**Task requirements**
A full, exact copy of the records below is the required answer.

• • •

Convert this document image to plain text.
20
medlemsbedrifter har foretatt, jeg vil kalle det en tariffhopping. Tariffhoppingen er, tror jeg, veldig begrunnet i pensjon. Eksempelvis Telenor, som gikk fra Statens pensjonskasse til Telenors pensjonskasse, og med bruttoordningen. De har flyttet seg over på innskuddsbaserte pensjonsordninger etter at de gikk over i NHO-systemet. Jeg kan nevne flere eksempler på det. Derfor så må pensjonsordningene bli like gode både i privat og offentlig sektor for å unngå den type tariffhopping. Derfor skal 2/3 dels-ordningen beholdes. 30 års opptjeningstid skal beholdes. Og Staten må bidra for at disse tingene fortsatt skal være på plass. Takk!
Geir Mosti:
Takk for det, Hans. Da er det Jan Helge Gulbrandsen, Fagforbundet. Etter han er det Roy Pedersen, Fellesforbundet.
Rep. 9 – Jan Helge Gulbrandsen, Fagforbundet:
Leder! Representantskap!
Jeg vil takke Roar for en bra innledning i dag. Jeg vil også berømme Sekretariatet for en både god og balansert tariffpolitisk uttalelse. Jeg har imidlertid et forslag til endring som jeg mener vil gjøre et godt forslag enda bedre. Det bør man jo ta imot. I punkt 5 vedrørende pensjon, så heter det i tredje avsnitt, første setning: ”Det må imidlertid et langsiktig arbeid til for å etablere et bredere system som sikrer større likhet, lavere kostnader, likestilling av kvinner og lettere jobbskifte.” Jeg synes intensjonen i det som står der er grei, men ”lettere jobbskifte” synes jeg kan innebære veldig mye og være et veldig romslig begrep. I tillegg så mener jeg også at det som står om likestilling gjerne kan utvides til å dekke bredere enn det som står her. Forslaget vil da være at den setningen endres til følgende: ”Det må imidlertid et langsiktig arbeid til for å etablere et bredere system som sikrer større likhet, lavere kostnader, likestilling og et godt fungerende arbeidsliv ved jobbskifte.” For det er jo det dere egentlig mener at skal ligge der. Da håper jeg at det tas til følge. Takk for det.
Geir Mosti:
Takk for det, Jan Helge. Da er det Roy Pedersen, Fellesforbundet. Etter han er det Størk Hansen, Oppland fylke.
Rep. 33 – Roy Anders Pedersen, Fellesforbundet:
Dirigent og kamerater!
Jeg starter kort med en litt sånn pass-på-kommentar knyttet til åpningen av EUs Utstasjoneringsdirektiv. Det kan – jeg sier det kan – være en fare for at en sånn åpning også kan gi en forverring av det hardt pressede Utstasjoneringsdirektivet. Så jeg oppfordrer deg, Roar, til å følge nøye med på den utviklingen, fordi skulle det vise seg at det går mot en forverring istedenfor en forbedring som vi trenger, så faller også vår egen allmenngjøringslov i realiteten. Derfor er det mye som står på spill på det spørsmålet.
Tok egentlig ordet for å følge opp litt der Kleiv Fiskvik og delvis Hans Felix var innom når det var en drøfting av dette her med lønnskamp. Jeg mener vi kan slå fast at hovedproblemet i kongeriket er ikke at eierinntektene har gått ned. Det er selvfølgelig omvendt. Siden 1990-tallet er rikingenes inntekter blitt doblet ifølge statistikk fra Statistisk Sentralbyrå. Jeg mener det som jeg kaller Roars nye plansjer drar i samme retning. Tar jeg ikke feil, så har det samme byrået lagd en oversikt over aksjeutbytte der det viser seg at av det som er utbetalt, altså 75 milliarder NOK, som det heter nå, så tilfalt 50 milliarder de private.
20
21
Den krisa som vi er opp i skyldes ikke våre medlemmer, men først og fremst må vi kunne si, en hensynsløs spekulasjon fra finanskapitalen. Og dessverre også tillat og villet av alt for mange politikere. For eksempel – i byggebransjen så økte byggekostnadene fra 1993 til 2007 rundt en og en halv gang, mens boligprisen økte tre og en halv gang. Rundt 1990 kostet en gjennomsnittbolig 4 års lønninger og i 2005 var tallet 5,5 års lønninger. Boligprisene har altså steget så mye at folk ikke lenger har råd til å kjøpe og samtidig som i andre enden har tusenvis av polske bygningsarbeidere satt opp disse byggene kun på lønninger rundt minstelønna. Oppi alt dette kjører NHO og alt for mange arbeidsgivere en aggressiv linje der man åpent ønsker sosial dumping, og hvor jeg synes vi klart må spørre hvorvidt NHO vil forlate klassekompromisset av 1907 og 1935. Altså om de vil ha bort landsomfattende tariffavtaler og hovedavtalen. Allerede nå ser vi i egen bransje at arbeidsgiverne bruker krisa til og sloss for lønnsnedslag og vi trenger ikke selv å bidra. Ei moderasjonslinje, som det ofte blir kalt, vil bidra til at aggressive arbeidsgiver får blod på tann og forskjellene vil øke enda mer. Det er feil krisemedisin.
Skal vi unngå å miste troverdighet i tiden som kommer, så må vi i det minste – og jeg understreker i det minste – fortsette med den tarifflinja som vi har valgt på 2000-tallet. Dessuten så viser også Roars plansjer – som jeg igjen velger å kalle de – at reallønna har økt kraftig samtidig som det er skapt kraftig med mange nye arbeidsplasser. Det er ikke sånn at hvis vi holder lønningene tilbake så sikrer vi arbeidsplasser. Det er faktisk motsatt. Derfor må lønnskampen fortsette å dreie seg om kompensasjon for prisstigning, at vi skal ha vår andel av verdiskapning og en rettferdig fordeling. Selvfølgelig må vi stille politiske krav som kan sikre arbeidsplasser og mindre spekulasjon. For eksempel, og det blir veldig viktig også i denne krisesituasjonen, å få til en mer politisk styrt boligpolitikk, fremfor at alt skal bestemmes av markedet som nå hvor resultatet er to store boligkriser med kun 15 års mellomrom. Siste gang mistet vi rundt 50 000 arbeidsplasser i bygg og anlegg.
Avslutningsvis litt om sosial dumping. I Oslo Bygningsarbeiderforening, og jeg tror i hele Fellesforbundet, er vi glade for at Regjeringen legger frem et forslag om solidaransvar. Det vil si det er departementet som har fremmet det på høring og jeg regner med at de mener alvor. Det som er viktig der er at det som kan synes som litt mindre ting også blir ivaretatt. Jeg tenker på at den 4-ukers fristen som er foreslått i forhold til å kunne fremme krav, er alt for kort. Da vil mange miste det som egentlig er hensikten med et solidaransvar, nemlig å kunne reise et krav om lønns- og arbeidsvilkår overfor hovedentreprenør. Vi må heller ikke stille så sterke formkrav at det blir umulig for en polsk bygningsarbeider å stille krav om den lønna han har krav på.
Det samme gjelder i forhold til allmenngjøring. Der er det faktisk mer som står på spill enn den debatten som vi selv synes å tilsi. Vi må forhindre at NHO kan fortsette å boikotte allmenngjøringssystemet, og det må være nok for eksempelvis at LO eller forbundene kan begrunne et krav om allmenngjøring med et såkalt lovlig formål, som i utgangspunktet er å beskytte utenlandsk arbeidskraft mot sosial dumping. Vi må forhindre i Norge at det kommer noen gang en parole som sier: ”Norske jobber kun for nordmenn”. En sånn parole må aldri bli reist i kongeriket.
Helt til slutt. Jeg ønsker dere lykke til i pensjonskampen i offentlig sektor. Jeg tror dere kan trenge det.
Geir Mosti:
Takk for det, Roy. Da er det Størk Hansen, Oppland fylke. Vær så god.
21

• • •

**Response box**
Convert this document image to plain text.
20
medlemsbedrifter har foretatt, jeg vil kalle det en tariffhopping. Tariffhoppingen er, tror jeg, veldig begrunnet i pensjon. Eksempelvis Telenor, som gikk fra Statens pensjonskasse til Telenors pensjonskasse, og med bruttoordningen. De har flyttet seg over på innskuddsbaserte pensjonsordninger etter at de gikk over i NHO-systemet. Jeg kan nevne flere eksempler på det. Derfor så må pensjonsordningene bli like gode både i privat og offentlig sektor for å unngå den type tariffhopping. Derfor skal 2/3 dels-ordningen beholdes. 30 års opptjeningstid skal beholdes. Og Staten må bidra for at disse tingene fortsatt skal være på plass. Takk!
Geir Mosti:
Takk for det, Hans. Da er det Jan Helge Gulbrandsen, Fagforbundet. Etter han er det Roy Pedersen, Fellesforbundet.
Rep. 9 – Jan Helge Gulbrandsen, Fagforbundet:
Leder! Representantskap!
Jeg vil takke Roar for en bra innledning i dag. Jeg vil også berømme Sekretariatet for en både god og balansert tariffpolitisk uttalelse. Jeg har imidlertid et forslag til endring som jeg mener vil gjøre et godt forslag enda bedre. Det bør man jo ta imot. I punkt 5 vedrørende pensjon, så heter det i tredje avsnitt, første setning: ”Det må imidlertid et langsiktig arbeid til for å etablere et bredere system som sikrer større likhet, lavere kostnader, likestilling av kvinner og lettere jobbskifte.” Jeg synes intensjonen i det som står der er grei, men ”lettere jobbskifte” synes jeg kan innebære veldig mye og være et veldig romslig begrep. I tillegg så mener jeg også at det som står om likestilling gjerne kan utvides til å dekke bredere enn det som står her. Forslaget vil da være at den setningen endres til følgende: ”Det må imidlertid et langsiktig arbeid til for å etablere et bredere system som sikrer større likhet, lavere kostnader, likestilling og et godt fungerende arbeidsliv ved jobbskifte.” For det er jo det dere egentlig mener at skal ligge der. Da håper jeg at det tas til følge. Takk for det.
Geir Mosti:
Takk for det, Jan Helge. Da er det Roy Pedersen, Fellesforbundet. Etter han er det Størk Hansen, Oppland fylke.
Rep. 33 – Roy Anders Pedersen, Fellesforbundet:
Dirigent og kamerater!
Jeg starter kort med en litt sånn pass-på-kommentar knyttet til åpningen av EUs Utstasjoneringsdirektiv. Det kan – jeg sier det kan – være en fare for at en sånn åpning også kan gi en forverring av det hardt pressede Utstasjoneringsdirektivet. Så jeg oppfordrer deg, Roar, til å følge nøye med på den utviklingen, fordi skulle det vise seg at det går mot en forverring istedenfor en forbedring som vi trenger, så faller også vår egen allmenngjøringslov i realiteten. Derfor er det mye som står på spill på det spørsmålet.
Tok egentlig ordet for å følge opp litt der Kleiv Fiskvik og delvis Hans Felix var innom når det var en drøfting av dette her med lønnskamp. Jeg mener vi kan slå fast at hovedproblemet i kongeriket er ikke at eierinntektene har gått ned. Det er selvfølgelig omvendt. Siden 1990-tallet er rikingenes inntekter blitt doblet ifølge statistikk fra Statistisk Sentralbyrå. Jeg mener det som jeg kaller Roars nye plansjer drar i samme retning. Tar jeg ikke feil, så har det samme byrået lagd en oversikt over aksjeutbytte der det viser seg at av det som er utbetalt, altså 75 milliarder NOK, som det heter nå, så tilfalt 50 milliarder de private.
20
21
Den krisa som vi er opp i skyldes ikke våre medlemmer, men først og fremst må vi kunne si, en hensynsløs spekulasjon fra finanskapitalen. Og dessverre også tillat og villet av alt for mange politikere. For eksempel – i byggebransjen så økte byggekostnadene fra 1993 til 2007 rundt en og en halv gang, mens boligprisen økte tre og en halv gang. Rundt 1990 kostet en gjennomsnittbolig 4 års lønninger og i 2005 var tallet 5,5 års lønninger. Boligprisene har altså steget så mye at folk ikke lenger har råd til å kjøpe og samtidig som i andre enden har tusenvis av polske bygningsarbeidere satt opp disse byggene kun på lønninger rundt minstelønna. Oppi alt dette kjører NHO og alt for mange arbeidsgivere en aggressiv linje der man åpent ønsker sosial dumping, og hvor jeg synes vi klart må spørre hvorvidt NHO vil forlate klassekompromisset av 1907 og 1935. Altså om de vil ha bort landsomfattende tariffavtaler og hovedavtalen. Allerede nå ser vi i egen bransje at arbeidsgiverne bruker krisa til og sloss for lønnsnedslag og vi trenger ikke selv å bidra. Ei moderasjonslinje, som det ofte blir kalt, vil bidra til at aggressive arbeidsgiver får blod på tann og forskjellene vil øke enda mer. Det er feil krisemedisin.
Skal vi unngå å miste troverdighet i tiden som kommer, så må vi i det minste – og jeg understreker i det minste – fortsette med den tarifflinja som vi har valgt på 2000-tallet. Dessuten så viser også Roars plansjer – som jeg igjen velger å kalle de – at reallønna har økt kraftig samtidig som det er skapt kraftig med mange nye arbeidsplasser. Det er ikke sånn at hvis vi holder lønningene tilbake så sikrer vi arbeidsplasser. Det er faktisk motsatt. Derfor må lønnskampen fortsette å dreie seg om kompensasjon for prisstigning, at vi skal ha vår andel av verdiskapning og en rettferdig fordeling. Selvfølgelig må vi stille politiske krav som kan sikre arbeidsplasser og mindre spekulasjon. For eksempel, og det blir veldig viktig også i denne krisesituasjonen, å få til en mer politisk styrt boligpolitikk, fremfor at alt skal bestemmes av markedet som nå hvor resultatet er to store boligkriser med kun 15 års mellomrom. Siste gang mistet vi rundt 50 000 arbeidsplasser i bygg og anlegg.
Avslutningsvis litt om sosial dumping. I Oslo Bygningsarbeiderforening, og jeg tror i hele Fellesforbundet, er vi glade for at Regjeringen legger frem et forslag om solidaransvar. Det vil si det er departementet som har fremmet det på høring og jeg regner med at de mener alvor. Det som er viktig der er at det som kan synes som litt mindre ting også blir ivaretatt. Jeg tenker på at den 4-ukers fristen som er foreslått i forhold til å kunne fremme krav, er alt for kort. Da vil mange miste det som egentlig er hensikten med et solidaransvar, nemlig å kunne reise et krav om lønns- og arbeidsvilkår overfor hovedentreprenør. Vi må heller ikke stille så sterke formkrav at det blir umulig for en polsk bygningsarbeider å stille krav om den lønna han har krav på.
Det samme gjelder i forhold til allmenngjøring. Der er det faktisk mer som står på spill enn den debatten som vi selv synes å tilsi. Vi må forhindre at NHO kan fortsette å boikotte allmenngjøringssystemet, og det må være nok for eksempelvis at LO eller forbundene kan begrunne et krav om allmenngjøring med et såkalt lovlig formål, som i utgangspunktet er å beskytte utenlandsk arbeidskraft mot sosial dumping. Vi må forhindre i Norge at det kommer noen gang en parole som sier: ”Norske jobber kun for nordmenn”. En sånn parole må aldri bli reist i kongeriket.
Helt til slutt. Jeg ønsker dere lykke til i pensjonskampen i offentlig sektor. Jeg tror dere kan trenge det.
Geir Mosti:
Takk for det, Roy. Da er det Størk Hansen, Oppland fylke. Vær så god.
21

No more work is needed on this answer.